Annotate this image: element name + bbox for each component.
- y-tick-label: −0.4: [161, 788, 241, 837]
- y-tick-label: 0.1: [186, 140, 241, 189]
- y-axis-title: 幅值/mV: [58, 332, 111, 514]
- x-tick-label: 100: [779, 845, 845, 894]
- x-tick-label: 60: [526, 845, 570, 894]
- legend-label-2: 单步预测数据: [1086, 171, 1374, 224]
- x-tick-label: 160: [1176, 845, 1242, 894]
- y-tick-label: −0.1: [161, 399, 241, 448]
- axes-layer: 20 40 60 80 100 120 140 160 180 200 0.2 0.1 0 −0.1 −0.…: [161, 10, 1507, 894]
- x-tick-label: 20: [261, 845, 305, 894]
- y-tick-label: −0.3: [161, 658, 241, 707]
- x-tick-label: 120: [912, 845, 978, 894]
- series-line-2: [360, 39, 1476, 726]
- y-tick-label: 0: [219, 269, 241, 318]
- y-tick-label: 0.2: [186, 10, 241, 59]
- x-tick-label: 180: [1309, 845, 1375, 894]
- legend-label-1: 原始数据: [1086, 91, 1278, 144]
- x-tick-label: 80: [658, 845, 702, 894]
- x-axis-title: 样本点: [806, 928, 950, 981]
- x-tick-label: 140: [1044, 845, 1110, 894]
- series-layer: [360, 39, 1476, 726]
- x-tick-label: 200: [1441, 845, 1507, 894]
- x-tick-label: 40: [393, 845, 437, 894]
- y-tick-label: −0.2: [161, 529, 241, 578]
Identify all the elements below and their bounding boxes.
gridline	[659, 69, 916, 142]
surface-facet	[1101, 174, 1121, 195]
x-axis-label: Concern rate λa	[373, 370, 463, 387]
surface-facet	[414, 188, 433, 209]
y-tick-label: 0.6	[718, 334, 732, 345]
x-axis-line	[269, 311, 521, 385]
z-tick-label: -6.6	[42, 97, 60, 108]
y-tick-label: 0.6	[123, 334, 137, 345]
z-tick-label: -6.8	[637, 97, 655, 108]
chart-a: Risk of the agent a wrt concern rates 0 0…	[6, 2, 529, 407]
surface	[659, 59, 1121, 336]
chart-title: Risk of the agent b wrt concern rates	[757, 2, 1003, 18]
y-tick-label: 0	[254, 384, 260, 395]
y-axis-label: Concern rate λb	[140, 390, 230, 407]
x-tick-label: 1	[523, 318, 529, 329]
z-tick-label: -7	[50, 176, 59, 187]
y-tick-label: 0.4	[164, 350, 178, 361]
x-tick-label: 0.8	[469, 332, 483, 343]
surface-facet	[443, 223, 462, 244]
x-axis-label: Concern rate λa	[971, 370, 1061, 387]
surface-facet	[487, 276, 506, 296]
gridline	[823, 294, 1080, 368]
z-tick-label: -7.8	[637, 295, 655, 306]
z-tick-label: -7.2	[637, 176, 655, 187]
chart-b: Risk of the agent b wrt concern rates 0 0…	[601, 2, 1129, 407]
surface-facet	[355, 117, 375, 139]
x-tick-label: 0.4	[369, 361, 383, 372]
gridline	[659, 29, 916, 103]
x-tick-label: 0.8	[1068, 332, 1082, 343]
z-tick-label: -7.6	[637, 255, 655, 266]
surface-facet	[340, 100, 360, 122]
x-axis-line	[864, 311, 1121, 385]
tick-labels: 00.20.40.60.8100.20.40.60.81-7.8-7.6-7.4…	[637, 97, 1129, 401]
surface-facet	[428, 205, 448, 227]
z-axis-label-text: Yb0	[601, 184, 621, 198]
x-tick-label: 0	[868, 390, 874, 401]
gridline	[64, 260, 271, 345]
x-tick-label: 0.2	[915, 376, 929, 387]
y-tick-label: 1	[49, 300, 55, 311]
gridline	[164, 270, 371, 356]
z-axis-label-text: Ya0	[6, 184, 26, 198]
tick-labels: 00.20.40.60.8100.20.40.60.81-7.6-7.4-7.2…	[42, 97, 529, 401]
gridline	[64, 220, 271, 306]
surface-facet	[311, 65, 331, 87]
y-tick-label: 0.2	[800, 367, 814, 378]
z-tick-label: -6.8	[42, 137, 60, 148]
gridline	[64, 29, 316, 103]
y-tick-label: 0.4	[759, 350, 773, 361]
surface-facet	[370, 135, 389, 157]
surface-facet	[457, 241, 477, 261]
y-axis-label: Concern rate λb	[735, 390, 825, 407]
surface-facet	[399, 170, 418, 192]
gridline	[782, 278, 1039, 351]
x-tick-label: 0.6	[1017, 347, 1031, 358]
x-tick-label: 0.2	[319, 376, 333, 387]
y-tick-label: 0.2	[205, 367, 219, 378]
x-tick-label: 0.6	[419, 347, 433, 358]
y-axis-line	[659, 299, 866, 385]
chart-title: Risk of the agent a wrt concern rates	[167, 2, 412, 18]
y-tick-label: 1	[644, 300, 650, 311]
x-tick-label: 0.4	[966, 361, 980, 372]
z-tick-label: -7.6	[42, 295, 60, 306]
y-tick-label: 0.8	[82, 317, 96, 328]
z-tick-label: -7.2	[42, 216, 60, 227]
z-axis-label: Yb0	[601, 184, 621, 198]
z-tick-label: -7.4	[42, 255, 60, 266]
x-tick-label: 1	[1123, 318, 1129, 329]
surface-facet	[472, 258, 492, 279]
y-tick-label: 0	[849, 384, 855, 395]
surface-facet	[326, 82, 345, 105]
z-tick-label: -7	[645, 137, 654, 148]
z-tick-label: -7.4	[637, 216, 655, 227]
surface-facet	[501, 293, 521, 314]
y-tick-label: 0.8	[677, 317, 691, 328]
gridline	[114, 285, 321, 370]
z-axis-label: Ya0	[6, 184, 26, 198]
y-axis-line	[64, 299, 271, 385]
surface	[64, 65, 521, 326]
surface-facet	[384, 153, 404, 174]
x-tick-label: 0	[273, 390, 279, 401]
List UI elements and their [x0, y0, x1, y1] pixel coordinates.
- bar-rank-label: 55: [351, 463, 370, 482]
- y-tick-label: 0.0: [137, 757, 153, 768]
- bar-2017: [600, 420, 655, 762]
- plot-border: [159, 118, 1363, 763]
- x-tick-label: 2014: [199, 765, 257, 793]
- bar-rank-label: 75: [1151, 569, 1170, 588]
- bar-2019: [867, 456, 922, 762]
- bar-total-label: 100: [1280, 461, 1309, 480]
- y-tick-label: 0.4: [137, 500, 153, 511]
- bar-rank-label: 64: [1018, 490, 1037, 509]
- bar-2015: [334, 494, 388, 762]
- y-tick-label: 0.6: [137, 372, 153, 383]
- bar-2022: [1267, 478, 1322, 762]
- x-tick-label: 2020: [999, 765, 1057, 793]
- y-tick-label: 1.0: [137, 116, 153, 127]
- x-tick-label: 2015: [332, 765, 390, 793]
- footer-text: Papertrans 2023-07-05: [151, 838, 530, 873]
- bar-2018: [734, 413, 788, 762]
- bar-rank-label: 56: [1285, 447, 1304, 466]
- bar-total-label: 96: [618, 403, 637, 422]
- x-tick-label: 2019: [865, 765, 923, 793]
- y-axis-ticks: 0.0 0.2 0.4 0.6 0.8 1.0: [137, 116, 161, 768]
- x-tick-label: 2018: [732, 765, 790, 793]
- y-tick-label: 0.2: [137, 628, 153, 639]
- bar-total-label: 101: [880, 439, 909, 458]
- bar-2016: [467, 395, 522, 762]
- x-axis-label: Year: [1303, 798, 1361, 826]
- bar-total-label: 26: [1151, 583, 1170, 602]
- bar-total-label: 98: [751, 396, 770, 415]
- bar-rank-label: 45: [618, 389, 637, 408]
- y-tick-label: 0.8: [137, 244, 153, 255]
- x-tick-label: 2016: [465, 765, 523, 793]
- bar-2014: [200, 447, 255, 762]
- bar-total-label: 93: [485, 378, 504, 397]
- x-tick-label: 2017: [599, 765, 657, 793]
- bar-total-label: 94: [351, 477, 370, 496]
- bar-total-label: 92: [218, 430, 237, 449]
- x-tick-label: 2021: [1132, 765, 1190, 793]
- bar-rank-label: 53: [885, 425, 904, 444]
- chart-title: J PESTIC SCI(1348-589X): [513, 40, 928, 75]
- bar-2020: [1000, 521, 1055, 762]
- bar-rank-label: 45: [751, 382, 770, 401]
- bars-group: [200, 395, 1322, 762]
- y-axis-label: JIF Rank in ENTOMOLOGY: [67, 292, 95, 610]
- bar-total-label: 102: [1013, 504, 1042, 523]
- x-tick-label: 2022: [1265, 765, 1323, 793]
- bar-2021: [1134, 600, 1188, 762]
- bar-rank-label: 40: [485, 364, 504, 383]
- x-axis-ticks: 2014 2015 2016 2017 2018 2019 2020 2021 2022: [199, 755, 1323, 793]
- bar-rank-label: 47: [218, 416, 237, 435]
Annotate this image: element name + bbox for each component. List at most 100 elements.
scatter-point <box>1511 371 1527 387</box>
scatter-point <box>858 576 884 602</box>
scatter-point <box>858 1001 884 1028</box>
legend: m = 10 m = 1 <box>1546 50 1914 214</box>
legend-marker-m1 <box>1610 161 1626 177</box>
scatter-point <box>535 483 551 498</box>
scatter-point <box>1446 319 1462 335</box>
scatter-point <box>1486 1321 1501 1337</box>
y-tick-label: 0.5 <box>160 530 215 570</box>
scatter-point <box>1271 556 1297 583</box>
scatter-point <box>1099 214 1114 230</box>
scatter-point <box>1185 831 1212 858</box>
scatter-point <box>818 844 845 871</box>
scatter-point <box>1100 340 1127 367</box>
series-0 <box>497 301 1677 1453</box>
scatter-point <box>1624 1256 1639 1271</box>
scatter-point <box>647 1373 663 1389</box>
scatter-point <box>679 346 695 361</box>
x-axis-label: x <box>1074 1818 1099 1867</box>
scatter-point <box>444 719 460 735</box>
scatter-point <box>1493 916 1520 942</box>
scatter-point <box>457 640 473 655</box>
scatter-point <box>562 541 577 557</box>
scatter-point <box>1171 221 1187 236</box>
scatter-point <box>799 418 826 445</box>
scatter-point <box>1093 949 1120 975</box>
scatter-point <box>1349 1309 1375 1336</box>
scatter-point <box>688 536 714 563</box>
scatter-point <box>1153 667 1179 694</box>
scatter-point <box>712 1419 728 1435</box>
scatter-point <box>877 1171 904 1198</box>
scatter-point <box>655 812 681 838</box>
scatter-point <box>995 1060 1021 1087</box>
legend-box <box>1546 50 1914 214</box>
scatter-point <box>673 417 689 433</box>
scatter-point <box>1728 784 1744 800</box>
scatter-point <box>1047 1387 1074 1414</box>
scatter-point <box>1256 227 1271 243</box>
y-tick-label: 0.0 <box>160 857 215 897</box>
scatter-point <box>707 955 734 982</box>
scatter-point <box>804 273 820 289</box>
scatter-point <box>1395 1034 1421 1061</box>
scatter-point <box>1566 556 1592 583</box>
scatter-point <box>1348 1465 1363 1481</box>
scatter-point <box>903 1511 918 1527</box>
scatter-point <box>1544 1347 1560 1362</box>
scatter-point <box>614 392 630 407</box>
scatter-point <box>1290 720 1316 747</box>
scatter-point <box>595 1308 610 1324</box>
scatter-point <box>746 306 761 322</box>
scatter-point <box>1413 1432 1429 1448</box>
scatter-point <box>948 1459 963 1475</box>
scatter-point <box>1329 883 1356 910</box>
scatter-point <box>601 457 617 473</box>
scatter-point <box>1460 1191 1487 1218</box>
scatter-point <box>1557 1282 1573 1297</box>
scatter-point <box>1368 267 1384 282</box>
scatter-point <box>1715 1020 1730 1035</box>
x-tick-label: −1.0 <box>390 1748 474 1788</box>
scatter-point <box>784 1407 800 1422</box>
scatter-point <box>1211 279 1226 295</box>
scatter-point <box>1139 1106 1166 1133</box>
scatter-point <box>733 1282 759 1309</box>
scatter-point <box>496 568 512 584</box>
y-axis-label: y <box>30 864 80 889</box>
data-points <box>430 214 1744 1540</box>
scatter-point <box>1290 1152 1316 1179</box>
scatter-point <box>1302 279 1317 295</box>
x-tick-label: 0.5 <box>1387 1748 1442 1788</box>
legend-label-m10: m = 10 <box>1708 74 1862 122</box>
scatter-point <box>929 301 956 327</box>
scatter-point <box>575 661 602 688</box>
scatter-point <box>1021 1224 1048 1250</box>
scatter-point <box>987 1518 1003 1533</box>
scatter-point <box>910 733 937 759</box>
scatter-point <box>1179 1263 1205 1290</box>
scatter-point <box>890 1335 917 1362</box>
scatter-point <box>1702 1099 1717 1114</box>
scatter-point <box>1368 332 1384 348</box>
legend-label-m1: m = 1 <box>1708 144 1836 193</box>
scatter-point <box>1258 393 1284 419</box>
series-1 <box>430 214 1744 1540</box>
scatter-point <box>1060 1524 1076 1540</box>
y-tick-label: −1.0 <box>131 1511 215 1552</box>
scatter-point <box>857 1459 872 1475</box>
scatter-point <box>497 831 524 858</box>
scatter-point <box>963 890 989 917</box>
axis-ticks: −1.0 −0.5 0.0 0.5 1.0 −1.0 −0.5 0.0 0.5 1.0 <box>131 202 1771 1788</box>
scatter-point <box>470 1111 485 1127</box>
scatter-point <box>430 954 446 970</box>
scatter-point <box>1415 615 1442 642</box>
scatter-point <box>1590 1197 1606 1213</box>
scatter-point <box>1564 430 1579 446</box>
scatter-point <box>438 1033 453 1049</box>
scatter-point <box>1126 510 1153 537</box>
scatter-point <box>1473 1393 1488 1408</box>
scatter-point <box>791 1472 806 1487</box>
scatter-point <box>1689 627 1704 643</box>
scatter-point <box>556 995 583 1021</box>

------------------------

* [Job]: Reproduce the material verbatim, starting at its first line and stopping after the line that contains "- x-tick-label: 80: [658, 845, 702, 894]".

* [Solution]:
Annotate this image: element name + bbox for each component.
- y-tick-label: −0.4: [161, 788, 241, 837]
- y-tick-label: 0.1: [186, 140, 241, 189]
- y-axis-title: 幅值/mV: [58, 332, 111, 514]
- x-tick-label: 100: [779, 845, 845, 894]
- x-tick-label: 60: [526, 845, 570, 894]
- legend-label-2: 单步预测数据: [1086, 171, 1374, 224]
- x-tick-label: 160: [1176, 845, 1242, 894]
- y-tick-label: −0.1: [161, 399, 241, 448]
- axes-layer: 20 40 60 80 100 120 140 160 180 200 0.2 0.1 0 −0.1 −0.…: [161, 10, 1507, 894]
- x-tick-label: 20: [261, 845, 305, 894]
- y-tick-label: −0.3: [161, 658, 241, 707]
- x-tick-label: 120: [912, 845, 978, 894]
- series-line-2: [360, 39, 1476, 726]
- y-tick-label: 0: [219, 269, 241, 318]
- y-tick-label: 0.2: [186, 10, 241, 59]
- x-tick-label: 180: [1309, 845, 1375, 894]
- legend-label-1: 原始数据: [1086, 91, 1278, 144]
- x-tick-label: 80: [658, 845, 702, 894]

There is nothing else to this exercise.